_Selection_.
----------------
In general, school districts here, across California,
and throughout much of the country follow policies of
resolving discrimination complaints "at the lowest
possible level." This policy calls for bias complaints
to be handled first by teachers and then by
principals. Often, policy-makers -- superintendents
and school board members -- hear of discrimination
only when complaints are made in writing and addressed
specifically to the central administration.

Because of cultural factors and fear of retaliation,
many Middle Easterners are uncomfortable pressing such
complaints, so official government statistics seldom
reflect the students' experiences. It is, therefore,
all but impossible to quantify the extent of recent
discrimination against schoolchildren of Middle
Eastern origin.

A study released in April by the Council on
American-Islamic Relations shows that discrimination
and hate crimes aimed at Arabs and Muslims in America
increased by 49 percent last year over the previous
year. CAIR began compiling statistics on
discrimination against Muslims in America -- as
reported to the group's local and regional offices --
in 1996. In 1998, 284 cases of discrimination were
reported in CAIR's annual survey. In 2004, 1,522 cases
were reported, with 20 percent of that total occurring
in California.
----------------
_Material_.
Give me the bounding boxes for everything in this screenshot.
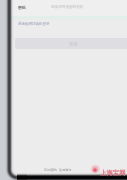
----------------
_Problems to work on_.
- a) Condense the paragraph in the school discrimination excerpt that begins "A study released in April" into a short bulleted list that keeps its main facts.
- b) Return the portion of the school discrimination excerpt starting at "Because of cultural" and ending at "Eastern origin.", copied word for word.

_Exercise answers_.
- a)
- An April study by the Council on American-Islamic Relations (CAIR) found that discrimination and hate crimes against Arabs and Muslims in America rose 49 percent last year over the year before.
- CAIR has compiled statistics since 1996 from reports to its local and regional offices.
- Its annual survey recorded 284 cases in 1998 and 1,522 cases in 2004.
- Twenty percent of the 2004 cases occurred in California.

- b)
Because of cultural factors and fear of retaliation,
many Middle Easterners are uncomfortable pressing such
complaints, so official government statistics seldom
reflect the students' experiences. It is, therefore,
all but impossible to quantify the extent of recent
discrimination against schoolchildren of Middle
Eastern origin.